Entries:
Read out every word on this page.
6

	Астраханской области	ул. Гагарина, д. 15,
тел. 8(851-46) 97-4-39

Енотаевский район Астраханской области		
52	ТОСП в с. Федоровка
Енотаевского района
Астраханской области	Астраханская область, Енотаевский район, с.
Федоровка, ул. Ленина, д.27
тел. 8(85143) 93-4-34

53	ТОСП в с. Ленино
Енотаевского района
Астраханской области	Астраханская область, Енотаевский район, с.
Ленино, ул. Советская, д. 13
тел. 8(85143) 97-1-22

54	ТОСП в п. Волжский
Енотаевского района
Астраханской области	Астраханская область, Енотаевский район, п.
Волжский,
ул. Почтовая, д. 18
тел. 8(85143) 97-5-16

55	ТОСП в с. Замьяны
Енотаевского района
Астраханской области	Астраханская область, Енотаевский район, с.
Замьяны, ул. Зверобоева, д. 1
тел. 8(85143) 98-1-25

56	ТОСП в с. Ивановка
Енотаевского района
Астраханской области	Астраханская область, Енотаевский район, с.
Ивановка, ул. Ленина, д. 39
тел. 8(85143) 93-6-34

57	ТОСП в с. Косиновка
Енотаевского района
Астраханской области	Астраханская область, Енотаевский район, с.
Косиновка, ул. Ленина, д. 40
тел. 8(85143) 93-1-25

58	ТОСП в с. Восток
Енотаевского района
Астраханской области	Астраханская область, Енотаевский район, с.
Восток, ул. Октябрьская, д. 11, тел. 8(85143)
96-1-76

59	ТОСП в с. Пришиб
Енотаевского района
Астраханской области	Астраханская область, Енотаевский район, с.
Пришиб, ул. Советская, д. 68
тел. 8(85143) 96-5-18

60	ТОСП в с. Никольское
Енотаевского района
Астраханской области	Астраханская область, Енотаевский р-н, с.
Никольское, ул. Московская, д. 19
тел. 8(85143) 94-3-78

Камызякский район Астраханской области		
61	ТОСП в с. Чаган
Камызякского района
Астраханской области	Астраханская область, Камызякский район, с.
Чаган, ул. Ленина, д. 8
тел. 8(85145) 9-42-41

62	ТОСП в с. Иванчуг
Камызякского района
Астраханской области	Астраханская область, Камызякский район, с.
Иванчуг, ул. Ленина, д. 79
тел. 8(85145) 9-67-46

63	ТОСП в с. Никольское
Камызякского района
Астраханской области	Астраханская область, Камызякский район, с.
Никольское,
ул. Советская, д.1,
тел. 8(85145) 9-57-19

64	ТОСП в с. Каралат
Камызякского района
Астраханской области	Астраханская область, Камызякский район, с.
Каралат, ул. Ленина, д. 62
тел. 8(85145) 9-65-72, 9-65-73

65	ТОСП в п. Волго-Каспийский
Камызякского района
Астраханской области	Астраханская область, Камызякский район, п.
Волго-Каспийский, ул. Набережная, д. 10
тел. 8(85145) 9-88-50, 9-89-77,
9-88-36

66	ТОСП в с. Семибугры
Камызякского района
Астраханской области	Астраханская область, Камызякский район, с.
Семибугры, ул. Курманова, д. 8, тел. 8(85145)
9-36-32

Short exercise: Write out the full set of records exactly as given.

Problem solution:
Read out every word on this page.
6

	Астраханской области	ул. Гагарина, д. 15,
тел. 8(851-46) 97-4-39

Енотаевский район Астраханской области		
52	ТОСП в с. Федоровка
Енотаевского района
Астраханской области	Астраханская область, Енотаевский район, с.
Федоровка, ул. Ленина, д.27
тел. 8(85143) 93-4-34

53	ТОСП в с. Ленино
Енотаевского района
Астраханской области	Астраханская область, Енотаевский район, с.
Ленино, ул. Советская, д. 13
тел. 8(85143) 97-1-22

54	ТОСП в п. Волжский
Енотаевского района
Астраханской области	Астраханская область, Енотаевский район, п.
Волжский,
ул. Почтовая, д. 18
тел. 8(85143) 97-5-16

55	ТОСП в с. Замьяны
Енотаевского района
Астраханской области	Астраханская область, Енотаевский район, с.
Замьяны, ул. Зверобоева, д. 1
тел. 8(85143) 98-1-25

56	ТОСП в с. Ивановка
Енотаевского района
Астраханской области	Астраханская область, Енотаевский район, с.
Ивановка, ул. Ленина, д. 39
тел. 8(85143) 93-6-34

57	ТОСП в с. Косиновка
Енотаевского района
Астраханской области	Астраханская область, Енотаевский район, с.
Косиновка, ул. Ленина, д. 40
тел. 8(85143) 93-1-25

58	ТОСП в с. Восток
Енотаевского района
Астраханской области	Астраханская область, Енотаевский район, с.
Восток, ул. Октябрьская, д. 11, тел. 8(85143)
96-1-76

59	ТОСП в с. Пришиб
Енотаевского района
Астраханской области	Астраханская область, Енотаевский район, с.
Пришиб, ул. Советская, д. 68
тел. 8(85143) 96-5-18

60	ТОСП в с. Никольское
Енотаевского района
Астраханской области	Астраханская область, Енотаевский р-н, с.
Никольское, ул. Московская, д. 19
тел. 8(85143) 94-3-78

Камызякский район Астраханской области		
61	ТОСП в с. Чаган
Камызякского района
Астраханской области	Астраханская область, Камызякский район, с.
Чаган, ул. Ленина, д. 8
тел. 8(85145) 9-42-41

62	ТОСП в с. Иванчуг
Камызякского района
Астраханской области	Астраханская область, Камызякский район, с.
Иванчуг, ул. Ленина, д. 79
тел. 8(85145) 9-67-46

63	ТОСП в с. Никольское
Камызякского района
Астраханской области	Астраханская область, Камызякский район, с.
Никольское,
ул. Советская, д.1,
тел. 8(85145) 9-57-19

64	ТОСП в с. Каралат
Камызякского района
Астраханской области	Астраханская область, Камызякский район, с.
Каралат, ул. Ленина, д. 62
тел. 8(85145) 9-65-72, 9-65-73

65	ТОСП в п. Волго-Каспийский
Камызякского района
Астраханской области	Астраханская область, Камызякский район, п.
Волго-Каспийский, ул. Набережная, д. 10
тел. 8(85145) 9-88-50, 9-89-77,
9-88-36

66	ТОСП в с. Семибугры
Камызякского района
Астраханской области	Астраханская область, Камызякский район, с.
Семибугры, ул. Курманова, д. 8, тел. 8(85145)
9-36-32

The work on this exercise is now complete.